* _Recorded information_

◆ ◆ ◆ ◆ ◆

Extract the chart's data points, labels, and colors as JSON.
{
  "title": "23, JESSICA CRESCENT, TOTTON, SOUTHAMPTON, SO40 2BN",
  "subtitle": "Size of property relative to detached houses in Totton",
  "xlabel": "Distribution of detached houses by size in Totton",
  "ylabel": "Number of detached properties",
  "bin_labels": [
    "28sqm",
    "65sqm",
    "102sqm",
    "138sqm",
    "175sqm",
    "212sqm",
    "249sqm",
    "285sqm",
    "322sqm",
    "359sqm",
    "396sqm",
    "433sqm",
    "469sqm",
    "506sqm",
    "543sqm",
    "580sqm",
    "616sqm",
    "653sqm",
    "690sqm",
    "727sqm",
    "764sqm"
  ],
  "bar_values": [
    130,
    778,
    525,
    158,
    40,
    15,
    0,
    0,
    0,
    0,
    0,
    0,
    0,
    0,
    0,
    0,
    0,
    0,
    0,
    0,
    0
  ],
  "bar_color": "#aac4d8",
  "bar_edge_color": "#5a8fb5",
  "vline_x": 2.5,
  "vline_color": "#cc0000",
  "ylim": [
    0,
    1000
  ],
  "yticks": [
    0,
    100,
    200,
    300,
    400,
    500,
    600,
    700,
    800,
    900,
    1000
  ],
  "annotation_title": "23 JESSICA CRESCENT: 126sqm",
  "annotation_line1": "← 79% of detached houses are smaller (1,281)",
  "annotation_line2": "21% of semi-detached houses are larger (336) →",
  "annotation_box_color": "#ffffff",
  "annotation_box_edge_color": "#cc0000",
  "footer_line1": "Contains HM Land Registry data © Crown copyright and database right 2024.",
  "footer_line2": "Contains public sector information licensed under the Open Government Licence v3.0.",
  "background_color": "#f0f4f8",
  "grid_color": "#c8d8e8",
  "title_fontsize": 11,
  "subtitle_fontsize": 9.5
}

◆ ◆ ◆ ◆ ◆

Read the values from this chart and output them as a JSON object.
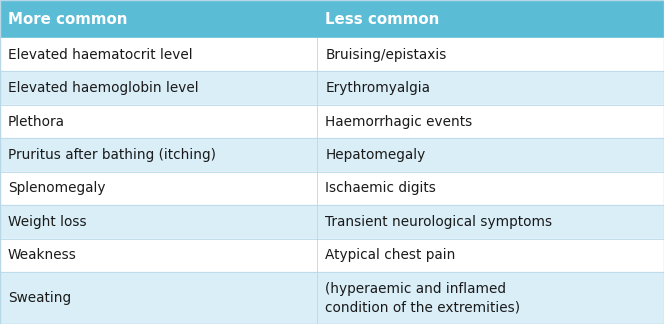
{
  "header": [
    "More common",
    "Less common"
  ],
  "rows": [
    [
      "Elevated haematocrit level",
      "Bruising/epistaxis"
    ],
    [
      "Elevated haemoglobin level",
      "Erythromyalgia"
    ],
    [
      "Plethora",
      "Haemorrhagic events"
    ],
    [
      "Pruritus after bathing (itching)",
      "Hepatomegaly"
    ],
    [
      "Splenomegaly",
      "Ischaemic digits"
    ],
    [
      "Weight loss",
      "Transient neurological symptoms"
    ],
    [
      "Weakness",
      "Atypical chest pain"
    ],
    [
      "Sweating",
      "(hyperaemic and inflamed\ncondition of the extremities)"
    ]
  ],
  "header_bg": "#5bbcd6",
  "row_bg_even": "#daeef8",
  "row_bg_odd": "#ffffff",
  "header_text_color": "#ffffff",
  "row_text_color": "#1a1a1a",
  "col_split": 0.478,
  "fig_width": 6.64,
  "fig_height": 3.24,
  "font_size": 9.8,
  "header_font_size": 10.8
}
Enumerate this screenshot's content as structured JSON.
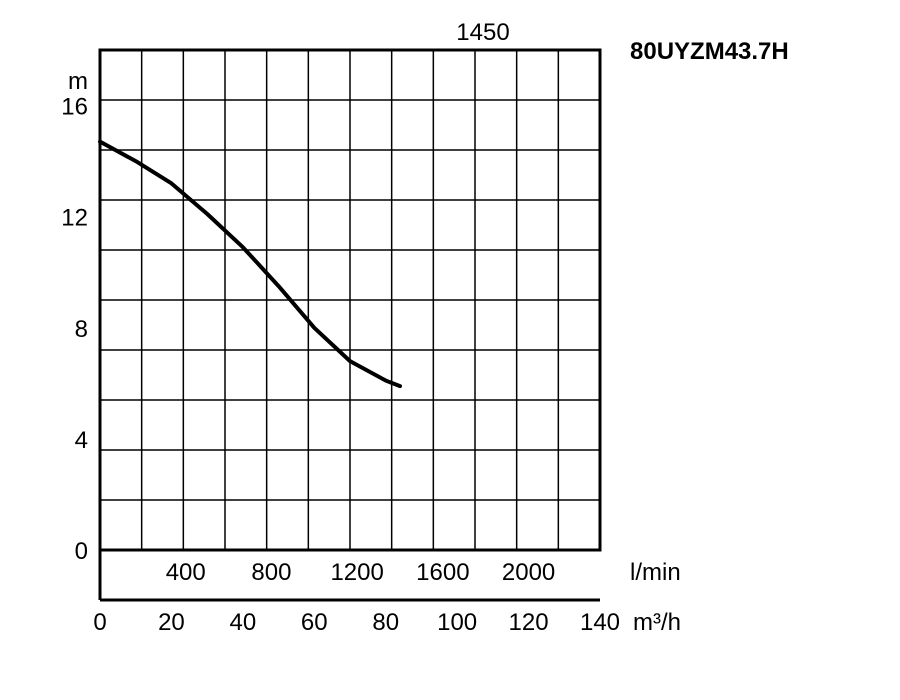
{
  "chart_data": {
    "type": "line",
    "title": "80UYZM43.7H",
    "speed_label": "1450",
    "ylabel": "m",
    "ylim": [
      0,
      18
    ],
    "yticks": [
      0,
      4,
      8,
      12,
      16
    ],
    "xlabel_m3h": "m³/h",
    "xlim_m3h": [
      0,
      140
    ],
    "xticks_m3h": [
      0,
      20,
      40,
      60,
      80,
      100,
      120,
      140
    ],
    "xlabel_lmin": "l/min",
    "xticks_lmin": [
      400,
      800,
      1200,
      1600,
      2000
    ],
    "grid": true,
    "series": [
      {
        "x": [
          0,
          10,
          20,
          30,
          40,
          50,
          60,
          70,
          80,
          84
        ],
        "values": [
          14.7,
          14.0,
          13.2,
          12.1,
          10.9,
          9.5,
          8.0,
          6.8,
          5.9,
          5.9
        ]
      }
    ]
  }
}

◆ ◆ ◆ ◆ ◆

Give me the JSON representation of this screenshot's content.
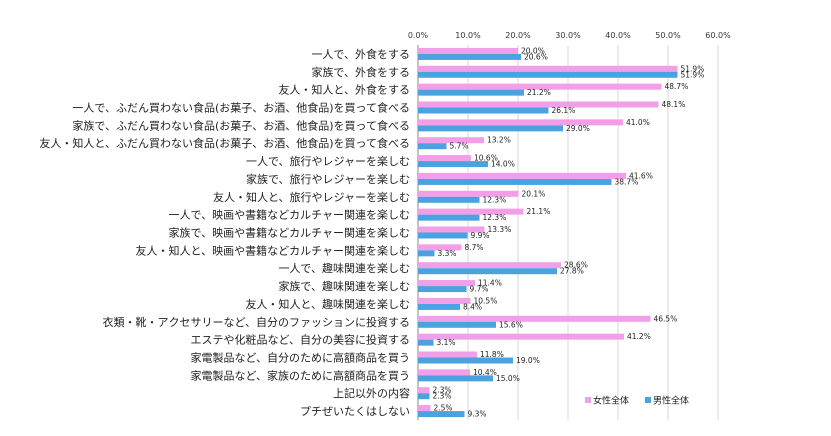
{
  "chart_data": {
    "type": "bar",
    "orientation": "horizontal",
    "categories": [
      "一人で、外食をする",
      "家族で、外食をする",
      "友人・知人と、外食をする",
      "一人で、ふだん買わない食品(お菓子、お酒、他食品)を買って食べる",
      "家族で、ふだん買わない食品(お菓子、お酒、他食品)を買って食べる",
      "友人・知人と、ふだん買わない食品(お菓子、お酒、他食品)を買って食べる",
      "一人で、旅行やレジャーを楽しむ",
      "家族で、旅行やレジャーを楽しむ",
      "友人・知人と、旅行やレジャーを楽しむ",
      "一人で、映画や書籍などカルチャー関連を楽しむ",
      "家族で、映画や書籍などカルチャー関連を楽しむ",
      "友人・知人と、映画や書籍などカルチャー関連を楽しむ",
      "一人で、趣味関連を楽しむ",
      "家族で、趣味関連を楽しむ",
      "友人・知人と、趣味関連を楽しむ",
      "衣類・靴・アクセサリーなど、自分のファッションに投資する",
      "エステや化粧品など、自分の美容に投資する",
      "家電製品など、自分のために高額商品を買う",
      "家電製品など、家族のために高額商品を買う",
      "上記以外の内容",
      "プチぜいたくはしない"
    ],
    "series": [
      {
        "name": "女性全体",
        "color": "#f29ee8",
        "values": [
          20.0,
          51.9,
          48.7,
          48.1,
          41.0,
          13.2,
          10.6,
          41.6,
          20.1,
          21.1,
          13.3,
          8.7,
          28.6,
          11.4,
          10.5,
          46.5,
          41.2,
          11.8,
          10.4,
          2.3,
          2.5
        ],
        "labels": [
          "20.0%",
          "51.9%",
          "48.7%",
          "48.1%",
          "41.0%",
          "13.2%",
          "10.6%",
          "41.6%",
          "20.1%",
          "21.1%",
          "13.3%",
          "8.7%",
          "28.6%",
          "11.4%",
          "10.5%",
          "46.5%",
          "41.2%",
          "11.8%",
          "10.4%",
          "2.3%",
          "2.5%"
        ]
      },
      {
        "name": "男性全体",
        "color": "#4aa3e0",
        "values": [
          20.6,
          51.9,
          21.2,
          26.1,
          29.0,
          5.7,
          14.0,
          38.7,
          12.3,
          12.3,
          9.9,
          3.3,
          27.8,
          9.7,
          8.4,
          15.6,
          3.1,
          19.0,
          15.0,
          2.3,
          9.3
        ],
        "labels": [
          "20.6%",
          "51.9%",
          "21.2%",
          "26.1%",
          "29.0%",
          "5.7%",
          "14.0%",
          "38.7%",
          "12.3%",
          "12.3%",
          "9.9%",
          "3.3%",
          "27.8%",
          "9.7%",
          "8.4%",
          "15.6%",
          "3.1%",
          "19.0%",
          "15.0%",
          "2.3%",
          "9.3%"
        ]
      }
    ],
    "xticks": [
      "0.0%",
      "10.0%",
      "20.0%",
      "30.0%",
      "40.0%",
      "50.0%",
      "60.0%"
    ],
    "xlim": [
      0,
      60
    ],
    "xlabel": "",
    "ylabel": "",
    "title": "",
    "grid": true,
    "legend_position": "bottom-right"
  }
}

◆ ◆ ◆ ◆ ◆

* _Problem details_
Search the entries for the word "houses" and gather every line where it appears.

* _Exercise answer_
  "subtitle": "Size of property relative to detached houses in Totton",
  "xlabel": "Distribution of detached houses by size in Totton",
  "annotation_line1": "← 79% of detached houses are smaller (1,281)",
  "annotation_line2": "21% of semi-detached houses are larger (336) →",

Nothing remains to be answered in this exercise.